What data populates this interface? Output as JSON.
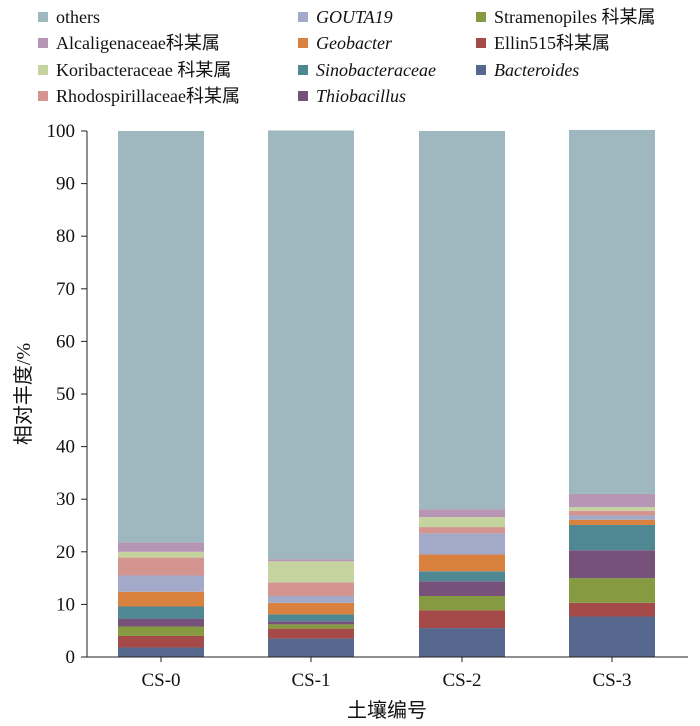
{
  "chart_data": {
    "type": "bar",
    "stacked": true,
    "categories": [
      "CS-0",
      "CS-1",
      "CS-2",
      "CS-3"
    ],
    "xlabel": "土壤编号",
    "ylabel": "相对丰度/%",
    "ylim": [
      0,
      100
    ],
    "yticks": [
      0,
      10,
      20,
      30,
      40,
      50,
      60,
      70,
      80,
      90,
      100
    ],
    "grid": false,
    "legend_position": "top",
    "series": [
      {
        "name": "Bacteroides",
        "italic": true,
        "color": "#57688f",
        "values": [
          1.8,
          3.5,
          5.5,
          7.7
        ]
      },
      {
        "name": "Ellin515科某属",
        "italic": false,
        "color": "#a44a48",
        "values": [
          2.2,
          1.9,
          3.4,
          2.6
        ]
      },
      {
        "name": "Stramenopiles 科某属",
        "italic": false,
        "color": "#869a42",
        "values": [
          1.8,
          0.8,
          2.7,
          4.7
        ]
      },
      {
        "name": "Thiobacillus",
        "italic": true,
        "color": "#76527b",
        "values": [
          1.5,
          0.6,
          2.8,
          5.3
        ]
      },
      {
        "name": "Sinobacteraceae",
        "italic": true,
        "color": "#4f8793",
        "values": [
          2.3,
          1.3,
          1.9,
          4.8
        ]
      },
      {
        "name": "Geobacter",
        "italic": true,
        "color": "#d9823f",
        "values": [
          2.8,
          2.2,
          3.2,
          1.0
        ]
      },
      {
        "name": "GOUTA19",
        "italic": true,
        "color": "#a3aac9",
        "values": [
          3.1,
          1.3,
          4.0,
          0.8
        ]
      },
      {
        "name": "Rhodospirillaceae科某属",
        "italic": false,
        "color": "#d49590",
        "values": [
          3.4,
          2.6,
          1.2,
          0.9
        ]
      },
      {
        "name": "Koribacteraceae 科某属",
        "italic": false,
        "color": "#c5d39e",
        "values": [
          1.1,
          4.0,
          1.9,
          0.7
        ]
      },
      {
        "name": "Alcaligenaceae科某属",
        "italic": false,
        "color": "#b695b5",
        "values": [
          1.8,
          0.4,
          1.5,
          2.5
        ]
      },
      {
        "name": "others",
        "italic": false,
        "color": "#9fb8c0",
        "values": [
          78.2,
          81.5,
          71.9,
          69.2
        ]
      }
    ]
  }
}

## Exercise details:
Without the pictures, output the full listing exactly as it stands.

## Complete output:
What data populates this interface? Output as JSON.
{
  "chart_data": {
    "type": "bar",
    "stacked": true,
    "categories": [
      "CS-0",
      "CS-1",
      "CS-2",
      "CS-3"
    ],
    "xlabel": "土壤编号",
    "ylabel": "相对丰度/%",
    "ylim": [
      0,
      100
    ],
    "yticks": [
      0,
      10,
      20,
      30,
      40,
      50,
      60,
      70,
      80,
      90,
      100
    ],
    "grid": false,
    "legend_position": "top",
    "series": [
      {
        "name": "Bacteroides",
        "italic": true,
        "color": "#57688f",
        "values": [
          1.8,
          3.5,
          5.5,
          7.7
        ]
      },
      {
        "name": "Ellin515科某属",
        "italic": false,
        "color": "#a44a48",
        "values": [
          2.2,
          1.9,
          3.4,
          2.6
        ]
      },
      {
        "name": "Stramenopiles 科某属",
        "italic": false,
        "color": "#869a42",
        "values": [
          1.8,
          0.8,
          2.7,
          4.7
        ]
      },
      {
        "name": "Thiobacillus",
        "italic": true,
        "color": "#76527b",
        "values": [
          1.5,
          0.6,
          2.8,
          5.3
        ]
      },
      {
        "name": "Sinobacteraceae",
        "italic": true,
        "color": "#4f8793",
        "values": [
          2.3,
          1.3,
          1.9,
          4.8
        ]
      },
      {
        "name": "Geobacter",
        "italic": true,
        "color": "#d9823f",
        "values": [
          2.8,
          2.2,
          3.2,
          1.0
        ]
      },
      {
        "name": "GOUTA19",
        "italic": true,
        "color": "#a3aac9",
        "values": [
          3.1,
          1.3,
          4.0,
          0.8
        ]
      },
      {
        "name": "Rhodospirillaceae科某属",
        "italic": false,
        "color": "#d49590",
        "values": [
          3.4,
          2.6,
          1.2,
          0.9
        ]
      },
      {
        "name": "Koribacteraceae 科某属",
        "italic": false,
        "color": "#c5d39e",
        "values": [
          1.1,
          4.0,
          1.9,
          0.7
        ]
      },
      {
        "name": "Alcaligenaceae科某属",
        "italic": false,
        "color": "#b695b5",
        "values": [
          1.8,
          0.4,
          1.5,
          2.5
        ]
      },
      {
        "name": "others",
        "italic": false,
        "color": "#9fb8c0",
        "values": [
          78.2,
          81.5,
          71.9,
          69.2
        ]
      }
    ]
  }
}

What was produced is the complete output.